[Start of The input]
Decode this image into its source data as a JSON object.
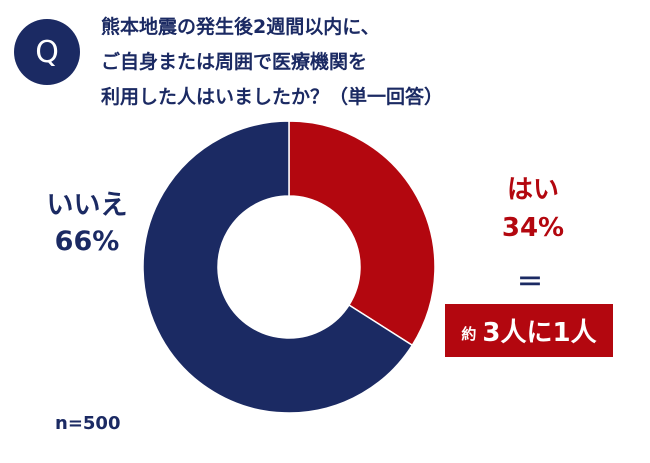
{
  "question": {
    "badge": "Q",
    "lines": [
      "熊本地震の発生後2週間以内に、",
      "ご自身または周囲で医療機関を",
      "利用した人はいましたか？（単一回答）"
    ]
  },
  "chart_data": {
    "type": "pie",
    "variant": "donut",
    "categories": [
      "はい",
      "いいえ"
    ],
    "values": [
      34,
      66
    ],
    "labels": [
      "34%",
      "66%"
    ],
    "colors": [
      "#b3070f",
      "#1b2a63"
    ],
    "title": "",
    "legend": "none"
  },
  "annotation": {
    "equals": "＝",
    "prefix": "約",
    "text": "3人に1人"
  },
  "sample_size": "n=500"
}
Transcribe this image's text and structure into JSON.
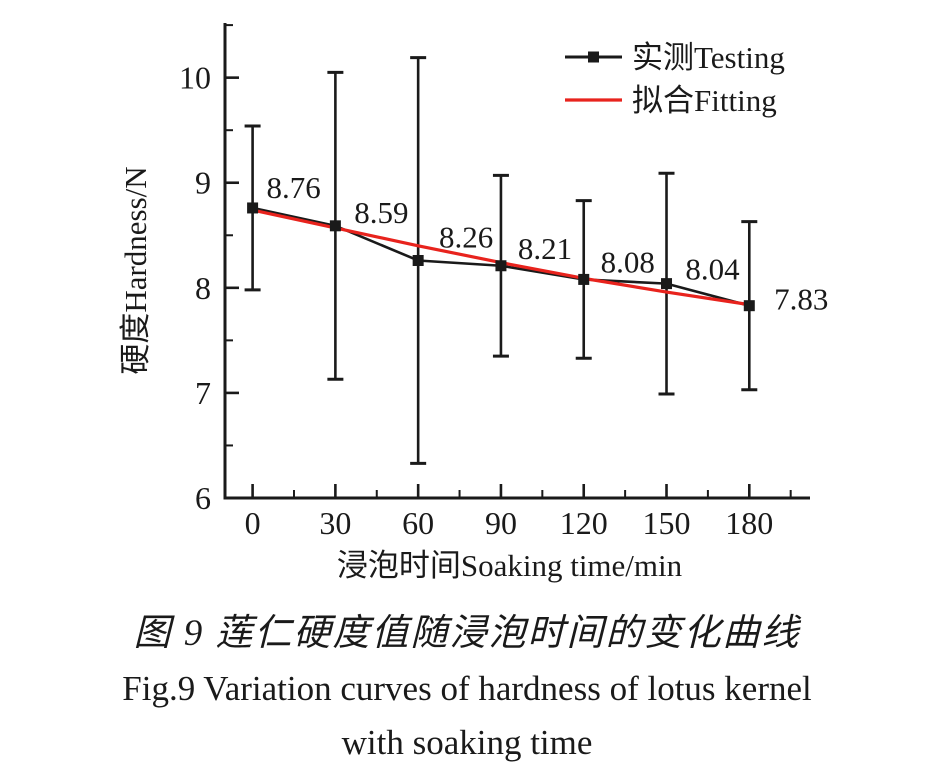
{
  "figure": {
    "caption_cn": "图 9  莲仁硬度值随浸泡时间的变化曲线",
    "caption_en_line1": "Fig.9    Variation curves of hardness of lotus kernel",
    "caption_en_line2": "with soaking time"
  },
  "chart_data": {
    "type": "line",
    "title": "",
    "xlabel": "浸泡时间Soaking time/min",
    "ylabel": "硬度Hardness/N",
    "x": [
      0,
      30,
      60,
      90,
      120,
      150,
      180
    ],
    "series": [
      {
        "name": "实测Testing",
        "color": "#1a1a1a",
        "marker": "square",
        "values": [
          8.76,
          8.59,
          8.26,
          8.21,
          8.08,
          8.04,
          7.83
        ],
        "error": [
          0.78,
          1.46,
          1.93,
          0.86,
          0.75,
          1.05,
          0.8
        ]
      },
      {
        "name": "拟合Fitting",
        "color": "#e8231d",
        "marker": "none",
        "values": [
          8.74,
          8.57,
          8.4,
          8.24,
          8.09,
          7.96,
          7.84
        ]
      }
    ],
    "point_labels": [
      "8.76",
      "8.59",
      "8.26",
      "8.21",
      "8.08",
      "8.04",
      "7.83"
    ],
    "x_ticks": [
      0,
      30,
      60,
      90,
      120,
      150,
      180
    ],
    "x_tick_labels": [
      "0",
      "30",
      "60",
      "90",
      "120",
      "150",
      "180"
    ],
    "y_ticks": [
      6,
      7,
      8,
      9,
      10
    ],
    "y_tick_labels": [
      "6",
      "7",
      "8",
      "9",
      "10"
    ],
    "x_minor_step": 15,
    "y_minor_step": 0.5,
    "xlim": [
      -10,
      202
    ],
    "ylim": [
      6,
      10.52
    ],
    "grid": false,
    "legend_position": "top-right",
    "axis_color": "#1a1a1a",
    "errorbar_color": "#1a1a1a"
  }
}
[End of The input]
> [Requirements]
Show every line in the entries where the string "into" occurs.

> [Task answer]
Decode this image into its source data as a JSON object.
Transcribe this image's text and structure into JSON.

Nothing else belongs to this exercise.